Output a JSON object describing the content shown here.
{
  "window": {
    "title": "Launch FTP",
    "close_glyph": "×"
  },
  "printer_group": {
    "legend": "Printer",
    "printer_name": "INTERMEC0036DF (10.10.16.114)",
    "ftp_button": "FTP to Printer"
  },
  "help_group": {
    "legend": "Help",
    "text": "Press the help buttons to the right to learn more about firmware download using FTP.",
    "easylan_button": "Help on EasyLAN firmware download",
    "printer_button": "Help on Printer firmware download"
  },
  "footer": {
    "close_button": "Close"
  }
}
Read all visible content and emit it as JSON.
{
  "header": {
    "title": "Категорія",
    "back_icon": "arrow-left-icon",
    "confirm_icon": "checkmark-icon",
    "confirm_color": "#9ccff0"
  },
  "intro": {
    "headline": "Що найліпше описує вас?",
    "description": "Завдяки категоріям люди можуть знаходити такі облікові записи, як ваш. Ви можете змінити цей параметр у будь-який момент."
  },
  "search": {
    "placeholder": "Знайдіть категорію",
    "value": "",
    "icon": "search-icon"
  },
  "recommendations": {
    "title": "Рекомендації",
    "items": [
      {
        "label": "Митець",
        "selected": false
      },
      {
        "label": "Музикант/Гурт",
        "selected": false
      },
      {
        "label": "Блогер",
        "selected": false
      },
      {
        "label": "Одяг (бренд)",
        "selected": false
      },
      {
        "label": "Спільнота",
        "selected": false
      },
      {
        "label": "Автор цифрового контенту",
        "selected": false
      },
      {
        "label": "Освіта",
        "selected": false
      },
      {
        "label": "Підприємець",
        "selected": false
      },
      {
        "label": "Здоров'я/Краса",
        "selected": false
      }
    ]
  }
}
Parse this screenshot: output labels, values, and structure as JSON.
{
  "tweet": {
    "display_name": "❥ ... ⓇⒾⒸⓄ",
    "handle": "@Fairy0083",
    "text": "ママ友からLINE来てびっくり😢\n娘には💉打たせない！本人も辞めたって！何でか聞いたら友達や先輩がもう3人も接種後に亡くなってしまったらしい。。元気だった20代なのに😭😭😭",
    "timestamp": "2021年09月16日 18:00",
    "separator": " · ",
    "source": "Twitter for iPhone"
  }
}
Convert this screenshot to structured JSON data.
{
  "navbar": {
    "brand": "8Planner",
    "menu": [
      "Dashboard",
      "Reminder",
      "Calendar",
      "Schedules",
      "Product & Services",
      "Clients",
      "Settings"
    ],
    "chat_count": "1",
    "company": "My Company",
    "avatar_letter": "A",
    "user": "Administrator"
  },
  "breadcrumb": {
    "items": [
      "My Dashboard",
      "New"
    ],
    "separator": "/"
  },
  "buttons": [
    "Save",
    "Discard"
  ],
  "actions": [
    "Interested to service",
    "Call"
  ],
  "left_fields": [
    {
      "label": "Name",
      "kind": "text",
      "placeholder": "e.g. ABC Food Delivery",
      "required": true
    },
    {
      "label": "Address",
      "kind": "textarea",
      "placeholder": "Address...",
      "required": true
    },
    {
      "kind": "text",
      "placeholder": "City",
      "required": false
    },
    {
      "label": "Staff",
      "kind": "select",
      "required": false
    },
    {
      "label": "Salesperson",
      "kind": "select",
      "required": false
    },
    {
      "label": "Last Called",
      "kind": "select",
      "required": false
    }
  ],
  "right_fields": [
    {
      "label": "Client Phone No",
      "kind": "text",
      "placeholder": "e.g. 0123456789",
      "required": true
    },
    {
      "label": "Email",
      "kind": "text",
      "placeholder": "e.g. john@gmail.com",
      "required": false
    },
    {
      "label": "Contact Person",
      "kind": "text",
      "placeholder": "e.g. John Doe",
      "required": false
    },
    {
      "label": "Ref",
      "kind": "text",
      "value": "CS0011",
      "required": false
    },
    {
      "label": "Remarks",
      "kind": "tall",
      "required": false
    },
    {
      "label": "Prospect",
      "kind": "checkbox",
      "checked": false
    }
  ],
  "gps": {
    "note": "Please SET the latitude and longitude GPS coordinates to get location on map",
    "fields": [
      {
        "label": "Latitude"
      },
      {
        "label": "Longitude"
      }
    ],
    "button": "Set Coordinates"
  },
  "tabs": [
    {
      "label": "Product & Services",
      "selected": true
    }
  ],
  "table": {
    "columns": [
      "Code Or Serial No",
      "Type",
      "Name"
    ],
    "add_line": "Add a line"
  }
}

Task instructions =
The full set of records should be duplicated exactly.

Solution to this problem =
Output a JSON object describing the content shown here.
{
  "window": {
    "title": "Launch FTP",
    "close_glyph": "×"
  },
  "printer_group": {
    "legend": "Printer",
    "printer_name": "INTERMEC0036DF (10.10.16.114)",
    "ftp_button": "FTP to Printer"
  },
  "help_group": {
    "legend": "Help",
    "text": "Press the help buttons to the right to learn more about firmware download using FTP.",
    "easylan_button": "Help on EasyLAN firmware download",
    "printer_button": "Help on Printer firmware download"
  },
  "footer": {
    "close_button": "Close"
  }
}
Read all visible content and emit it as JSON.
{
  "header": {
    "title": "Категорія",
    "back_icon": "arrow-left-icon",
    "confirm_icon": "checkmark-icon",
    "confirm_color": "#9ccff0"
  },
  "intro": {
    "headline": "Що найліпше описує вас?",
    "description": "Завдяки категоріям люди можуть знаходити такі облікові записи, як ваш. Ви можете змінити цей параметр у будь-який момент."
  },
  "search": {
    "placeholder": "Знайдіть категорію",
    "value": "",
    "icon": "search-icon"
  },
  "recommendations": {
    "title": "Рекомендації",
    "items": [
      {
        "label": "Митець",
        "selected": false
      },
      {
        "label": "Музикант/Гурт",
        "selected": false
      },
      {
        "label": "Блогер",
        "selected": false
      },
      {
        "label": "Одяг (бренд)",
        "selected": false
      },
      {
        "label": "Спільнота",
        "selected": false
      },
      {
        "label": "Автор цифрового контенту",
        "selected": false
      },
      {
        "label": "Освіта",
        "selected": false
      },
      {
        "label": "Підприємець",
        "selected": false
      },
      {
        "label": "Здоров'я/Краса",
        "selected": false
      }
    ]
  }
}
Parse this screenshot: output labels, values, and structure as JSON.
{
  "tweet": {
    "display_name": "❥ ... ⓇⒾⒸⓄ",
    "handle": "@Fairy0083",
    "text": "ママ友からLINE来てびっくり😢\n娘には💉打たせない！本人も辞めたって！何でか聞いたら友達や先輩がもう3人も接種後に亡くなってしまったらしい。。元気だった20代なのに😭😭😭",
    "timestamp": "2021年09月16日 18:00",
    "separator": " · ",
    "source": "Twitter for iPhone"
  }
}
Convert this screenshot to structured JSON data.
{
  "navbar": {
    "brand": "8Planner",
    "menu": [
      "Dashboard",
      "Reminder",
      "Calendar",
      "Schedules",
      "Product & Services",
      "Clients",
      "Settings"
    ],
    "chat_count": "1",
    "company": "My Company",
    "avatar_letter": "A",
    "user": "Administrator"
  },
  "breadcrumb": {
    "items": [
      "My Dashboard",
      "New"
    ],
    "separator": "/"
  },
  "buttons": [
    "Save",
    "Discard"
  ],
  "actions": [
    "Interested to service",
    "Call"
  ],
  "left_fields": [
    {
      "label": "Name",
      "kind": "text",
      "placeholder": "e.g. ABC Food Delivery",
      "required": true
    },
    {
      "label": "Address",
      "kind": "textarea",
      "placeholder": "Address...",
      "required": true
    },
    {
      "kind": "text",
      "placeholder": "City",
      "required": false
    },
    {
      "label": "Staff",
      "kind": "select",
      "required": false
    },
    {
      "label": "Salesperson",
      "kind": "select",
      "required": false
    },
    {
      "label": "Last Called",
      "kind": "select",
      "required": false
    }
  ],
  "right_fields": [
    {
      "label": "Client Phone No",
      "kind": "text",
      "placeholder": "e.g. 0123456789",
      "required": true
    },
    {
      "label": "Email",
      "kind": "text",
      "placeholder": "e.g. john@gmail.com",
      "required": false
    },
    {
      "label": "Contact Person",
      "kind": "text",
      "placeholder": "e.g. John Doe",
      "required": false
    },
    {
      "label": "Ref",
      "kind": "text",
      "value": "CS0011",
      "required": false
    },
    {
      "label": "Remarks",
      "kind": "tall",
      "required": false
    },
    {
      "label": "Prospect",
      "kind": "checkbox",
      "checked": false
    }
  ],
  "gps": {
    "note": "Please SET the latitude and longitude GPS coordinates to get location on map",
    "fields": [
      {
        "label": "Latitude"
      },
      {
        "label": "Longitude"
      }
    ],
    "button": "Set Coordinates"
  },
  "tabs": [
    {
      "label": "Product & Services",
      "selected": true
    }
  ],
  "table": {
    "columns": [
      "Code Or Serial No",
      "Type",
      "Name"
    ],
    "add_line": "Add a line"
  }
}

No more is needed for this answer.